== GOAL ==
Exactly reproduce each entry, leaving out nothing.

== PROVIDED DATA ==

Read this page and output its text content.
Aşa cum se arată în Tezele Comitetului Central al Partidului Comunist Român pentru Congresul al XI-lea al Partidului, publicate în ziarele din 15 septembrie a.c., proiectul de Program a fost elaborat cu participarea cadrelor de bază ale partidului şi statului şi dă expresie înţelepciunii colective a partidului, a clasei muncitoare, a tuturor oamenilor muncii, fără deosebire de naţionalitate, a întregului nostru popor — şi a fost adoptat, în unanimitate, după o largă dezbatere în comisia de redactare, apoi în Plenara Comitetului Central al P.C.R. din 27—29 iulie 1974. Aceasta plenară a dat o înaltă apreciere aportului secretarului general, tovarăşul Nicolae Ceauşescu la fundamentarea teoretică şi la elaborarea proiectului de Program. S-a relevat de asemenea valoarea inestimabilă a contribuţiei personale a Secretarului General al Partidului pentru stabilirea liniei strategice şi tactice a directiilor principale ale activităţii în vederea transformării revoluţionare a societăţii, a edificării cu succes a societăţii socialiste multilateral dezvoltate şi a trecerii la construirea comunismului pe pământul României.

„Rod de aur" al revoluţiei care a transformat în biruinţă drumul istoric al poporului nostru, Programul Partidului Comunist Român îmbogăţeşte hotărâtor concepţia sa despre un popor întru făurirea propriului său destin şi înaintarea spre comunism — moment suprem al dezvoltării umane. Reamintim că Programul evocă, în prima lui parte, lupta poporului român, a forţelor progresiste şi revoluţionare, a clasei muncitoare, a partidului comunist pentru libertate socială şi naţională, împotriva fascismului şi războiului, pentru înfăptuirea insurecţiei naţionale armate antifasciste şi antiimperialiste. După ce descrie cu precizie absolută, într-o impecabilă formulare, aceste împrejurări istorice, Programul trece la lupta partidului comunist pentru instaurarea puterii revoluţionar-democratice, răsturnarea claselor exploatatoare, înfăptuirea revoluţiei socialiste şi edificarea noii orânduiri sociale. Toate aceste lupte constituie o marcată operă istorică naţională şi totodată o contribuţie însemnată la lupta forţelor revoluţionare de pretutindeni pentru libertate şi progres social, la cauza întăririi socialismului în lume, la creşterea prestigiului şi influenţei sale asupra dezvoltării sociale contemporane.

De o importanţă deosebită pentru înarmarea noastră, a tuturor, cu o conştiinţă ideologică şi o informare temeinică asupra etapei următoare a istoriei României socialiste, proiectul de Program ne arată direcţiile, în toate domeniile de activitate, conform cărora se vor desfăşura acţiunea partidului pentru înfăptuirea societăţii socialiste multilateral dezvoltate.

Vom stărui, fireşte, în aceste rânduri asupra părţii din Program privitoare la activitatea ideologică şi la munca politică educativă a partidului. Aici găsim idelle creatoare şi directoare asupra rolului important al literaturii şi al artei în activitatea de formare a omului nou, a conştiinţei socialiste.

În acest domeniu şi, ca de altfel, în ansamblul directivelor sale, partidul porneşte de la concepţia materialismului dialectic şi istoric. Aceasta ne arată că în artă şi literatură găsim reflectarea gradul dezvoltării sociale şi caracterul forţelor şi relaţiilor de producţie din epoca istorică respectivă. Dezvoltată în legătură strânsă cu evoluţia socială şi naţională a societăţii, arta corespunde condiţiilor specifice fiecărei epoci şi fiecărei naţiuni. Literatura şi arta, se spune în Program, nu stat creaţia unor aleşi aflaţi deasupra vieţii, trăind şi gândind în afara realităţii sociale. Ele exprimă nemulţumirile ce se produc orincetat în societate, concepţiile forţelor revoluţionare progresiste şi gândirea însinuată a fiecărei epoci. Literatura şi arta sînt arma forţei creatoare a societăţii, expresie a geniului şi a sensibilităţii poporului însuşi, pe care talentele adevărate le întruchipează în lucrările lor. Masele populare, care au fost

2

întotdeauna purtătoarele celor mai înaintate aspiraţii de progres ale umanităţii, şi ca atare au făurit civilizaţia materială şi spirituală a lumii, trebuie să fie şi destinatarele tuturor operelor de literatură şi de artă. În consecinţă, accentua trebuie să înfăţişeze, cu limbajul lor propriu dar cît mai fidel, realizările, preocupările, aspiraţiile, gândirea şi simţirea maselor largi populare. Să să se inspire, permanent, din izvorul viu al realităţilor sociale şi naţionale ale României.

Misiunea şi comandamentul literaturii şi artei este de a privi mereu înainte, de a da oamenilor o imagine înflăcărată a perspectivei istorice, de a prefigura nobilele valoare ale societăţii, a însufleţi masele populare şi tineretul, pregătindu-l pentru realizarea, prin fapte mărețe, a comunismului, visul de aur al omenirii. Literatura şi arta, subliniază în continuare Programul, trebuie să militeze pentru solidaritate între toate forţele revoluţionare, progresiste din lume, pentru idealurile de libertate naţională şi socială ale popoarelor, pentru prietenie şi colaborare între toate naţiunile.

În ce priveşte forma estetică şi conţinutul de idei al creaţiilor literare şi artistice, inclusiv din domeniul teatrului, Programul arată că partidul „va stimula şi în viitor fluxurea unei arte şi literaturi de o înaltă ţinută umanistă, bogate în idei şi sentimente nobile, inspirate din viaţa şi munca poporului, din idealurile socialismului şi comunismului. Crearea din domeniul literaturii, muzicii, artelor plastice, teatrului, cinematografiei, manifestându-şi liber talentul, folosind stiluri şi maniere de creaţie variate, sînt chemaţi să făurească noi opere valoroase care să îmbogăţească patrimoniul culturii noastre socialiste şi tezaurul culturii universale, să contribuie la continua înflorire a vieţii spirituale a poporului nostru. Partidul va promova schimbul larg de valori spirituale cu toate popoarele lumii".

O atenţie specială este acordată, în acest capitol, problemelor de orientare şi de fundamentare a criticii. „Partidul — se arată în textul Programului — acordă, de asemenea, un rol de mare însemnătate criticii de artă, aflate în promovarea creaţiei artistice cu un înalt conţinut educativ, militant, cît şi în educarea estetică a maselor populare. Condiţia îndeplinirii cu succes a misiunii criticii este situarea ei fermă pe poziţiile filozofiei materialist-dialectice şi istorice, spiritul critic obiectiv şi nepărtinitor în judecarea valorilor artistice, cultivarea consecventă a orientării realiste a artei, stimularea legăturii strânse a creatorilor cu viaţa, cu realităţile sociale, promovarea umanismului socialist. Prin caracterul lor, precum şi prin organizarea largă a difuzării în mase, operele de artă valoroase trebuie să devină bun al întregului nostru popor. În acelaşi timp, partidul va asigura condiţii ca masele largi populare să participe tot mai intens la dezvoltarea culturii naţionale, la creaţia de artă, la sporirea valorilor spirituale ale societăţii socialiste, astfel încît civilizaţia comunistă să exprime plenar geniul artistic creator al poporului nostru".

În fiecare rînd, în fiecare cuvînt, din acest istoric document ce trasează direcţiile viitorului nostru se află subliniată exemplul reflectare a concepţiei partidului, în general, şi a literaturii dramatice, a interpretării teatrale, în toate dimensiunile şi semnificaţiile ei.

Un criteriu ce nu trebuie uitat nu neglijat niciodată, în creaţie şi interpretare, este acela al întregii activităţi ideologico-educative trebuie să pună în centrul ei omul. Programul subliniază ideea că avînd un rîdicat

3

== TASK OUTPUT ==
Read this page and output its text content.
Aşa cum se arată în Tezele Comitetului Central al Partidului Comunist Român pentru Congresul al XI-lea al Partidului, publicate în ziarele din 15 septembrie a.c., proiectul de Program a fost elaborat cu participarea cadrelor de bază ale partidului şi statului şi dă expresie înţelepciunii colective a partidului, a clasei muncitoare, a tuturor oamenilor muncii, fără deosebire de naţionalitate, a întregului nostru popor — şi a fost adoptat, în unanimitate, după o largă dezbatere în comisia de redactare, apoi în Plenara Comitetului Central al P.C.R. din 27—29 iulie 1974. Aceasta plenară a dat o înaltă apreciere aportului secretarului general, tovarăşul Nicolae Ceauşescu la fundamentarea teoretică şi la elaborarea proiectului de Program. S-a relevat de asemenea valoarea inestimabilă a contribuţiei personale a Secretarului General al Partidului pentru stabilirea liniei strategice şi tactice a directiilor principale ale activităţii în vederea transformării revoluţionare a societăţii, a edificării cu succes a societăţii socialiste multilateral dezvoltate şi a trecerii la construirea comunismului pe pământul României.

„Rod de aur" al revoluţiei care a transformat în biruinţă drumul istoric al poporului nostru, Programul Partidului Comunist Român îmbogăţeşte hotărâtor concepţia sa despre un popor întru făurirea propriului său destin şi înaintarea spre comunism — moment suprem al dezvoltării umane. Reamintim că Programul evocă, în prima lui parte, lupta poporului român, a forţelor progresiste şi revoluţionare, a clasei muncitoare, a partidului comunist pentru libertate socială şi naţională, împotriva fascismului şi războiului, pentru înfăptuirea insurecţiei naţionale armate antifasciste şi antiimperialiste. După ce descrie cu precizie absolută, într-o impecabilă formulare, aceste împrejurări istorice, Programul trece la lupta partidului comunist pentru instaurarea puterii revoluţionar-democratice, răsturnarea claselor exploatatoare, înfăptuirea revoluţiei socialiste şi edificarea noii orânduiri sociale. Toate aceste lupte constituie o marcată operă istorică naţională şi totodată o contribuţie însemnată la lupta forţelor revoluţionare de pretutindeni pentru libertate şi progres social, la cauza întăririi socialismului în lume, la creşterea prestigiului şi influenţei sale asupra dezvoltării sociale contemporane.

De o importanţă deosebită pentru înarmarea noastră, a tuturor, cu o conştiinţă ideologică şi o informare temeinică asupra etapei următoare a istoriei României socialiste, proiectul de Program ne arată direcţiile, în toate domeniile de activitate, conform cărora se vor desfăşura acţiunea partidului pentru înfăptuirea societăţii socialiste multilateral dezvoltate.

Vom stărui, fireşte, în aceste rânduri asupra părţii din Program privitoare la activitatea ideologică şi la munca politică educativă a partidului. Aici găsim idelle creatoare şi directoare asupra rolului important al literaturii şi al artei în activitatea de formare a omului nou, a conştiinţei socialiste.

În acest domeniu şi, ca de altfel, în ansamblul directivelor sale, partidul porneşte de la concepţia materialismului dialectic şi istoric. Aceasta ne arată că în artă şi literatură găsim reflectarea gradul dezvoltării sociale şi caracterul forţelor şi relaţiilor de producţie din epoca istorică respectivă. Dezvoltată în legătură strânsă cu evoluţia socială şi naţională a societăţii, arta corespunde condiţiilor specifice fiecărei epoci şi fiecărei naţiuni. Literatura şi arta, se spune în Program, nu stat creaţia unor aleşi aflaţi deasupra vieţii, trăind şi gândind în afara realităţii sociale. Ele exprimă nemulţumirile ce se produc orincetat în societate, concepţiile forţelor revoluţionare progresiste şi gândirea însinuată a fiecărei epoci. Literatura şi arta sînt arma forţei creatoare a societăţii, expresie a geniului şi a sensibilităţii poporului însuşi, pe care talentele adevărate le întruchipează în lucrările lor. Masele populare, care au fost

2

întotdeauna purtătoarele celor mai înaintate aspiraţii de progres ale umanităţii, şi ca atare au făurit civilizaţia materială şi spirituală a lumii, trebuie să fie şi destinatarele tuturor operelor de literatură şi de artă. În consecinţă, accentua trebuie să înfăţişeze, cu limbajul lor propriu dar cît mai fidel, realizările, preocupările, aspiraţiile, gândirea şi simţirea maselor largi populare. Să să se inspire, permanent, din izvorul viu al realităţilor sociale şi naţionale ale României.

Misiunea şi comandamentul literaturii şi artei este de a privi mereu înainte, de a da oamenilor o imagine înflăcărată a perspectivei istorice, de a prefigura nobilele valoare ale societăţii, a însufleţi masele populare şi tineretul, pregătindu-l pentru realizarea, prin fapte mărețe, a comunismului, visul de aur al omenirii. Literatura şi arta, subliniază în continuare Programul, trebuie să militeze pentru solidaritate între toate forţele revoluţionare, progresiste din lume, pentru idealurile de libertate naţională şi socială ale popoarelor, pentru prietenie şi colaborare între toate naţiunile.

În ce priveşte forma estetică şi conţinutul de idei al creaţiilor literare şi artistice, inclusiv din domeniul teatrului, Programul arată că partidul „va stimula şi în viitor fluxurea unei arte şi literaturi de o înaltă ţinută umanistă, bogate în idei şi sentimente nobile, inspirate din viaţa şi munca poporului, din idealurile socialismului şi comunismului. Crearea din domeniul literaturii, muzicii, artelor plastice, teatrului, cinematografiei, manifestându-şi liber talentul, folosind stiluri şi maniere de creaţie variate, sînt chemaţi să făurească noi opere valoroase care să îmbogăţească patrimoniul culturii noastre socialiste şi tezaurul culturii universale, să contribuie la continua înflorire a vieţii spirituale a poporului nostru. Partidul va promova schimbul larg de valori spirituale cu toate popoarele lumii".

O atenţie specială este acordată, în acest capitol, problemelor de orientare şi de fundamentare a criticii. „Partidul — se arată în textul Programului — acordă, de asemenea, un rol de mare însemnătate criticii de artă, aflate în promovarea creaţiei artistice cu un înalt conţinut educativ, militant, cît şi în educarea estetică a maselor populare. Condiţia îndeplinirii cu succes a misiunii criticii este situarea ei fermă pe poziţiile filozofiei materialist-dialectice şi istorice, spiritul critic obiectiv şi nepărtinitor în judecarea valorilor artistice, cultivarea consecventă a orientării realiste a artei, stimularea legăturii strânse a creatorilor cu viaţa, cu realităţile sociale, promovarea umanismului socialist. Prin caracterul lor, precum şi prin organizarea largă a difuzării în mase, operele de artă valoroase trebuie să devină bun al întregului nostru popor. În acelaşi timp, partidul va asigura condiţii ca masele largi populare să participe tot mai intens la dezvoltarea culturii naţionale, la creaţia de artă, la sporirea valorilor spirituale ale societăţii socialiste, astfel încît civilizaţia comunistă să exprime plenar geniul artistic creator al poporului nostru".

În fiecare rînd, în fiecare cuvînt, din acest istoric document ce trasează direcţiile viitorului nostru se află subliniată exemplul reflectare a concepţiei partidului, în general, şi a literaturii dramatice, a interpretării teatrale, în toate dimensiunile şi semnificaţiile ei.

Un criteriu ce nu trebuie uitat nu neglijat niciodată, în creaţie şi interpretare, este acela al întregii activităţi ideologico-educative trebuie să pună în centrul ei omul. Programul subliniază ideea că avînd un rîdicat

3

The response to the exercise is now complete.